Stored records:
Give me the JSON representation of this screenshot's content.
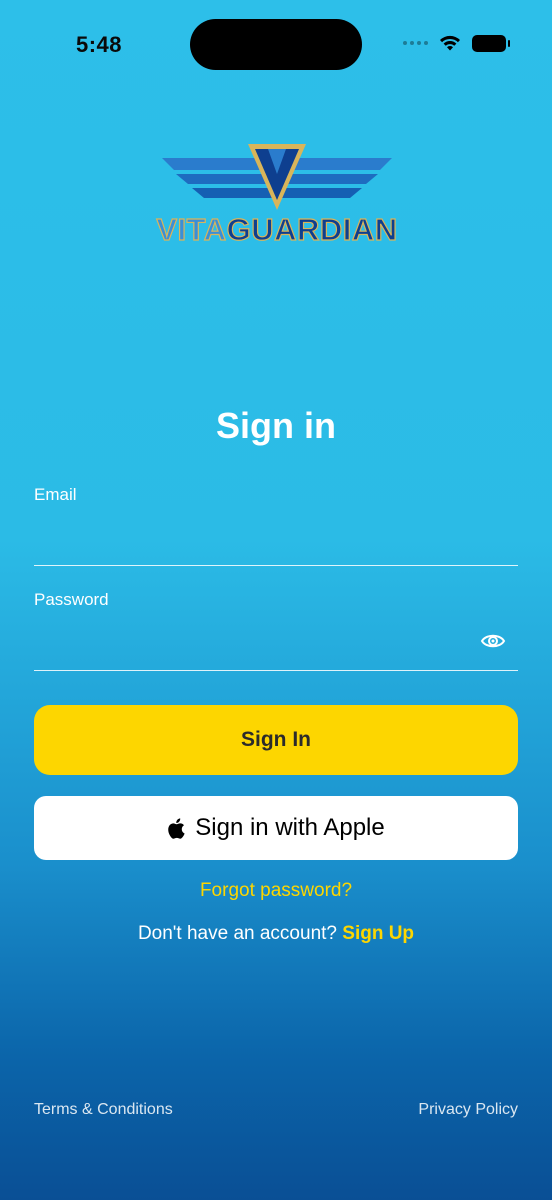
{
  "status_bar": {
    "time": "5:48"
  },
  "logo": {
    "part1": "VITA",
    "part2": "GUARDIAN"
  },
  "page": {
    "title": "Sign in"
  },
  "form": {
    "email_label": "Email",
    "email_value": "",
    "password_label": "Password",
    "password_value": ""
  },
  "buttons": {
    "sign_in": "Sign In",
    "apple": "Sign in with Apple"
  },
  "links": {
    "forgot": "Forgot password?",
    "no_account": "Don't have an account?",
    "sign_up": "Sign Up"
  },
  "footer": {
    "terms": "Terms & Conditions",
    "privacy": "Privacy Policy"
  },
  "colors": {
    "accent": "#fdd600",
    "background_top": "#2dbfe9",
    "background_bottom": "#0a4f95"
  },
  "icons": [
    "signal-icon",
    "wifi-icon",
    "battery-icon",
    "eye-icon",
    "apple-icon"
  ]
}
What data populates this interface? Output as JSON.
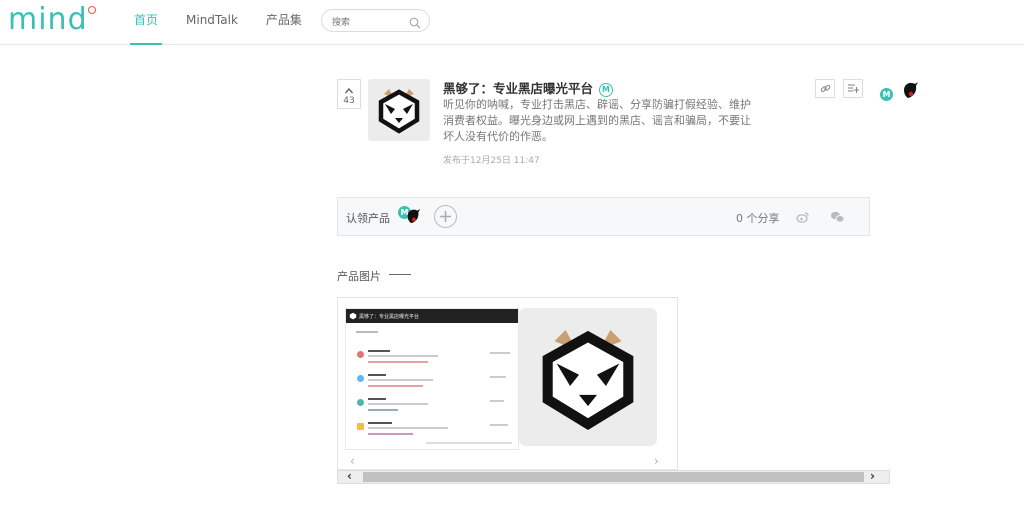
{
  "header": {
    "logo": "mind",
    "nav": [
      "首页",
      "MindTalk",
      "产品集"
    ],
    "active_nav": "首页",
    "search_placeholder": "搜索"
  },
  "product": {
    "votes": "43",
    "title": "黑够了：专业黑店曝光平台",
    "badge": "M",
    "description": "听见你的呐喊，专业打击黑店、辟谣、分享防骗打假经验、维护消费者权益。曝光身边或网上遇到的黑店、谣言和骗局，不要让坏人没有代价的作恶。",
    "published": "发布于12月25日 11:47",
    "maker_badge": "M"
  },
  "claim": {
    "label": "认领产品",
    "badge": "M",
    "share_count": "0 个分享"
  },
  "gallery": {
    "section_title": "产品图片",
    "screenshot_title": "黑够了：专业黑店曝光平台"
  },
  "colors": {
    "accent": "#3cc0b4",
    "logo_ring": "#e9573f"
  },
  "icons": [
    "search-icon",
    "chevron-up-icon",
    "link-icon",
    "add-to-list-icon",
    "plus-icon",
    "weibo-icon",
    "wechat-icon",
    "chevron-left-icon",
    "chevron-right-icon"
  ]
}
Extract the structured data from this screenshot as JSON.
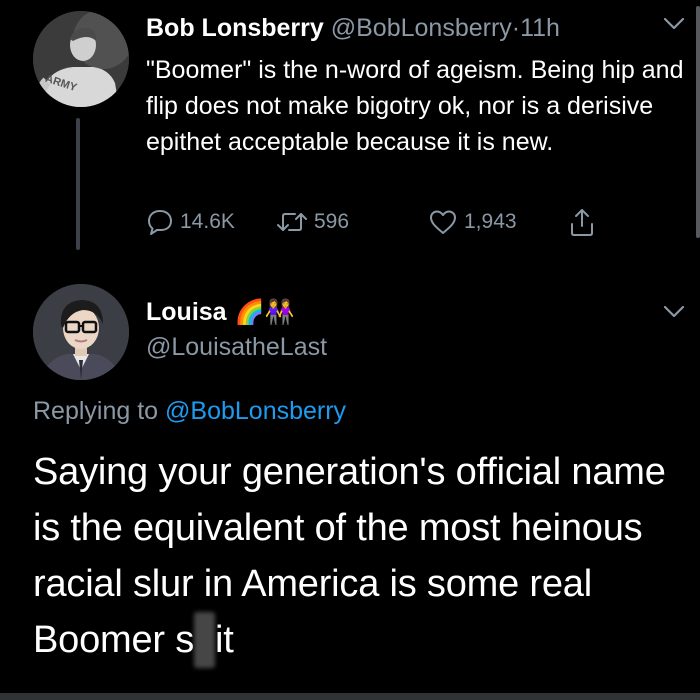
{
  "parent_tweet": {
    "author_name": "Bob Lonsberry",
    "author_handle": "@BobLonsberry",
    "separator": "·",
    "time": "11h",
    "text": "\"Boomer\" is the n-word of ageism. Being hip and flip does not make bigotry ok, nor is a derisive epithet acceptable because it is new.",
    "avatar_shirt_text": "ARMY",
    "replies": "14.6K",
    "retweets": "596",
    "likes": "1,943",
    "icons": {
      "reply": "comment-icon",
      "retweet": "retweet-icon",
      "like": "heart-icon",
      "share": "share-icon",
      "more": "chevron-down-icon"
    }
  },
  "reply_tweet": {
    "author_name": "Louisa",
    "name_emojis": "🌈👭",
    "author_handle": "@LouisatheLast",
    "replying_prefix": "Replying to",
    "replying_to": "@BobLonsberry",
    "text_main": "Saying your generation's official name is the equivalent of the most heinous racial slur in America is some real Boomer s",
    "text_censored": "h",
    "text_end": "it"
  },
  "colors": {
    "background": "#000000",
    "text": "#ffffff",
    "secondary_text": "#8b98a5",
    "link": "#1d9bf0",
    "thread_line": "#3d4148"
  }
}
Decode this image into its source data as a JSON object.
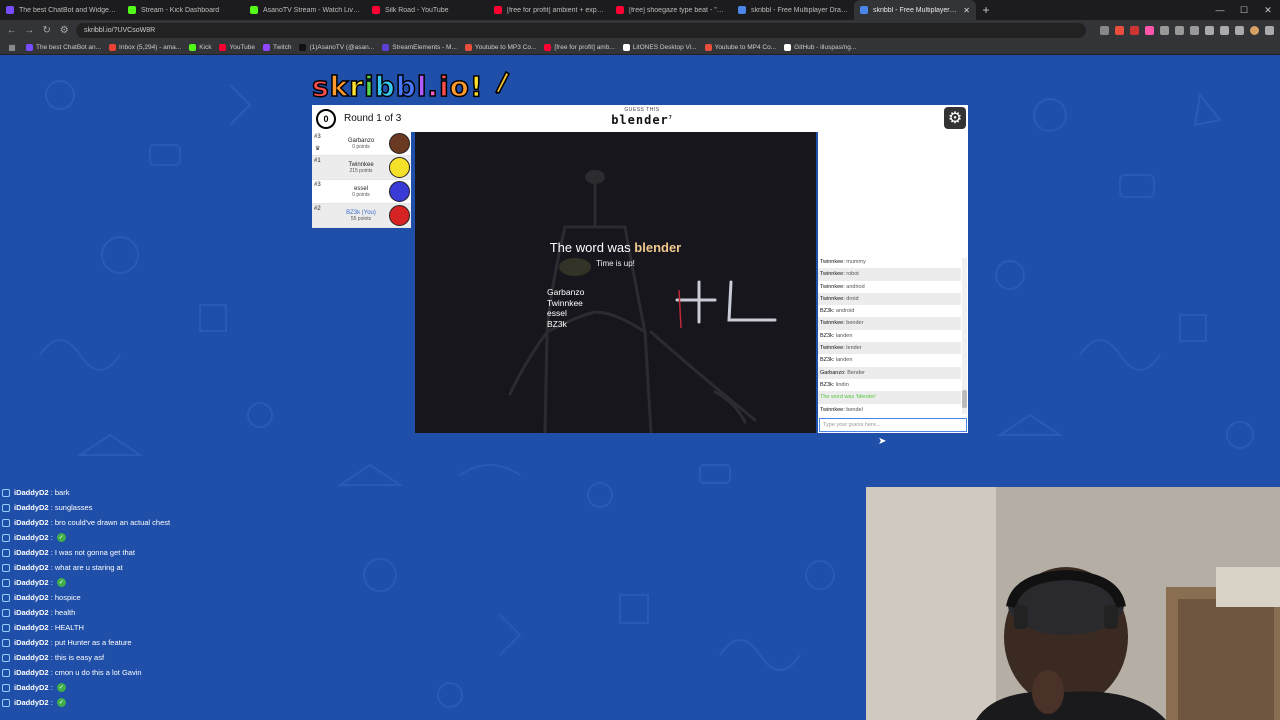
{
  "browser": {
    "tabs": [
      {
        "label": "The best ChatBot and Widgets for K",
        "color": "#7a4cff",
        "active": false
      },
      {
        "label": "Stream - Kick Dashboard",
        "color": "#53fc18",
        "active": false
      },
      {
        "label": "AsanoTV Stream - Watch Live on Kick",
        "color": "#53fc18",
        "active": false
      },
      {
        "label": "Silk Road - YouTube",
        "color": "#ff0033",
        "active": false
      },
      {
        "label": "[free for profit] ambient + experimen",
        "color": "#ff0033",
        "active": false
      },
      {
        "label": "[free] shoegaze type beat - \"Aband",
        "color": "#ff0033",
        "active": false
      },
      {
        "label": "skribbl - Free Multiplayer Drawing &",
        "color": "#4a86e8",
        "active": false
      },
      {
        "label": "skribbl - Free Multiplayer Dr",
        "color": "#4a86e8",
        "active": true
      }
    ],
    "url": "skribbl.io/?UVCsoW8R",
    "bookmarks": [
      {
        "label": "The best ChatBot an...",
        "color": "#7a4cff"
      },
      {
        "label": "Inbox (5,294) - ama...",
        "color": "#ea4335"
      },
      {
        "label": "Kick",
        "color": "#53fc18"
      },
      {
        "label": "YouTube",
        "color": "#ff0033"
      },
      {
        "label": "Twitch",
        "color": "#9146ff"
      },
      {
        "label": "(1)AsanoTV (@asan...",
        "color": "#111111"
      },
      {
        "label": "StreamElements - M...",
        "color": "#5d3fd3"
      },
      {
        "label": "Youtube to MP3 Co...",
        "color": "#e94d3c"
      },
      {
        "label": "[free for profit] amb...",
        "color": "#ff0033"
      },
      {
        "label": "LitONES Desktop Vi...",
        "color": "#ffffff"
      },
      {
        "label": "Youtube to MP4 Co...",
        "color": "#e94d3c"
      },
      {
        "label": "GitHub - illuspas/ng...",
        "color": "#ffffff"
      }
    ]
  },
  "game": {
    "round_label": "Round 1 of 3",
    "timer": "0",
    "guess_this_label": "GUESS THIS",
    "word": "blender",
    "word_length": "7",
    "players": [
      {
        "rank": "#3",
        "name": "Garbanzo",
        "points": "0 points",
        "avatar_color": "#6b3a22",
        "you": false,
        "crown": true
      },
      {
        "rank": "#1",
        "name": "Twinnkee",
        "points": "215 points",
        "avatar_color": "#f5e12a",
        "you": false,
        "crown": false
      },
      {
        "rank": "#3",
        "name": "essel",
        "points": "0 points",
        "avatar_color": "#3a3ad6",
        "you": false,
        "crown": false
      },
      {
        "rank": "#2",
        "name": "BZ3k (You)",
        "points": "55 points",
        "avatar_color": "#d62424",
        "you": true,
        "crown": false
      }
    ],
    "overlay": {
      "title_prefix": "The word was",
      "title_word": "blender",
      "subtitle": "Time is up!",
      "names": [
        "Garbanzo",
        "Twinnkee",
        "essel",
        "BZ3k"
      ]
    },
    "chat": [
      {
        "user": "Twinnkee:",
        "text": "mummy"
      },
      {
        "user": "Twinnkee:",
        "text": "robot"
      },
      {
        "user": "Twinnkee:",
        "text": "andriod"
      },
      {
        "user": "Twinnkee:",
        "text": "droid"
      },
      {
        "user": "BZ3k:",
        "text": "android"
      },
      {
        "user": "Twinnkee:",
        "text": "bender"
      },
      {
        "user": "BZ3k:",
        "text": "landen"
      },
      {
        "user": "Twinnkee:",
        "text": "lender"
      },
      {
        "user": "BZ3k:",
        "text": "landen"
      },
      {
        "user": "Garbanzo:",
        "text": "Bender"
      },
      {
        "user": "BZ3k:",
        "text": "lindin"
      },
      {
        "system": "The word was 'blender'"
      },
      {
        "user": "Twinnkee:",
        "text": "bendel"
      }
    ],
    "guess_placeholder": "Type your guess here..."
  },
  "stream_chat": [
    {
      "user": "iDaddyD2",
      "text": ": bark",
      "emote": false
    },
    {
      "user": "iDaddyD2",
      "text": ": sunglasses",
      "emote": false
    },
    {
      "user": "iDaddyD2",
      "text": ": bro could've drawn an actual chest",
      "emote": false
    },
    {
      "user": "iDaddyD2",
      "text": ":",
      "emote": true
    },
    {
      "user": "iDaddyD2",
      "text": ": I was not gonna get that",
      "emote": false
    },
    {
      "user": "iDaddyD2",
      "text": ": what are u staring at",
      "emote": false
    },
    {
      "user": "iDaddyD2",
      "text": ":",
      "emote": true
    },
    {
      "user": "iDaddyD2",
      "text": ": hospice",
      "emote": false
    },
    {
      "user": "iDaddyD2",
      "text": ": health",
      "emote": false
    },
    {
      "user": "iDaddyD2",
      "text": ": HEALTH",
      "emote": false
    },
    {
      "user": "iDaddyD2",
      "text": ": put Hunter as a feature",
      "emote": false
    },
    {
      "user": "iDaddyD2",
      "text": ": this is easy asf",
      "emote": false
    },
    {
      "user": "iDaddyD2",
      "text": ": cmon u do this a lot Gavin",
      "emote": false
    },
    {
      "user": "iDaddyD2",
      "text": ":",
      "emote": true
    },
    {
      "user": "iDaddyD2",
      "text": ":",
      "emote": true
    }
  ]
}
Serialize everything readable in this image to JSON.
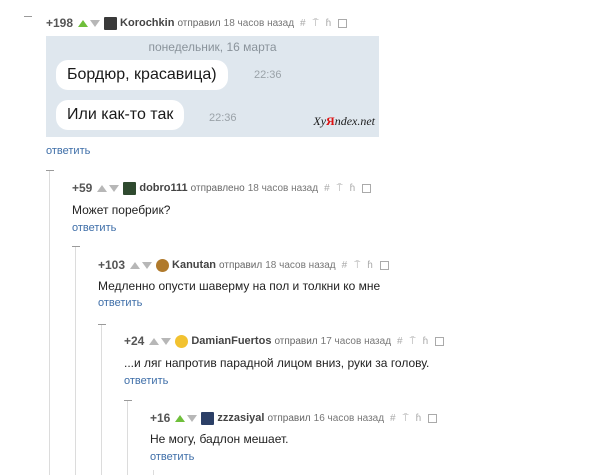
{
  "colors": {
    "vote_up_active": "#6fbf3b",
    "vote_inactive": "#b7b7b7",
    "reply_link": "#3e6ea8",
    "chat_bg": "#dfe7ee"
  },
  "icons": {
    "vote_up": "triangle-up",
    "vote_down": "triangle-down",
    "link": "#",
    "pin": "pin",
    "branch": "branch",
    "save": "floppy"
  },
  "comments": [
    {
      "rating": "+198",
      "username": "Korochkin",
      "action": "отправил",
      "time": "18 часов назад",
      "reply": "ответить",
      "chat": {
        "date": "понедельник, 16 марта",
        "messages": [
          {
            "text": "Бордюр, красавица)",
            "time": "22:36"
          },
          {
            "text": "Или как-то так",
            "time": "22:36"
          }
        ],
        "watermark_a": "Xy",
        "watermark_b": "Я",
        "watermark_c": "ndex.net"
      }
    },
    {
      "rating": "+59",
      "username": "dobro111",
      "action": "отправлено",
      "time": "18 часов назад",
      "text": "Может поребрик?",
      "reply": "ответить"
    },
    {
      "rating": "+103",
      "username": "Kanutan",
      "action": "отправил",
      "time": "18 часов назад",
      "text": "Медленно опусти шаверму на пол и толкни ко мне",
      "reply": "ответить"
    },
    {
      "rating": "+24",
      "username": "DamianFuertos",
      "action": "отправил",
      "time": "17 часов назад",
      "text": "...и ляг напротив парадной лицом вниз, руки за голову.",
      "reply": "ответить"
    },
    {
      "rating": "+16",
      "username": "zzzasiyal",
      "action": "отправил",
      "time": "16 часов назад",
      "text": "Не могу, бадлон мешает.",
      "reply": "ответить"
    }
  ]
}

SHORT EXERCISE -> Everything from the line that contains "Serialize everything readable" to the final line of the data is to be duplicated exactly, both ends included, except the pictures.

FINISHED ANSWER ->
Serialize everything readable in this image to JSON.
{
  "colors": {
    "vote_up_active": "#6fbf3b",
    "vote_inactive": "#b7b7b7",
    "reply_link": "#3e6ea8",
    "chat_bg": "#dfe7ee"
  },
  "icons": {
    "vote_up": "triangle-up",
    "vote_down": "triangle-down",
    "link": "#",
    "pin": "pin",
    "branch": "branch",
    "save": "floppy"
  },
  "comments": [
    {
      "rating": "+198",
      "username": "Korochkin",
      "action": "отправил",
      "time": "18 часов назад",
      "reply": "ответить",
      "chat": {
        "date": "понедельник, 16 марта",
        "messages": [
          {
            "text": "Бордюр, красавица)",
            "time": "22:36"
          },
          {
            "text": "Или как-то так",
            "time": "22:36"
          }
        ],
        "watermark_a": "Xy",
        "watermark_b": "Я",
        "watermark_c": "ndex.net"
      }
    },
    {
      "rating": "+59",
      "username": "dobro111",
      "action": "отправлено",
      "time": "18 часов назад",
      "text": "Может поребрик?",
      "reply": "ответить"
    },
    {
      "rating": "+103",
      "username": "Kanutan",
      "action": "отправил",
      "time": "18 часов назад",
      "text": "Медленно опусти шаверму на пол и толкни ко мне",
      "reply": "ответить"
    },
    {
      "rating": "+24",
      "username": "DamianFuertos",
      "action": "отправил",
      "time": "17 часов назад",
      "text": "...и ляг напротив парадной лицом вниз, руки за голову.",
      "reply": "ответить"
    },
    {
      "rating": "+16",
      "username": "zzzasiyal",
      "action": "отправил",
      "time": "16 часов назад",
      "text": "Не могу, бадлон мешает.",
      "reply": "ответить"
    }
  ]
}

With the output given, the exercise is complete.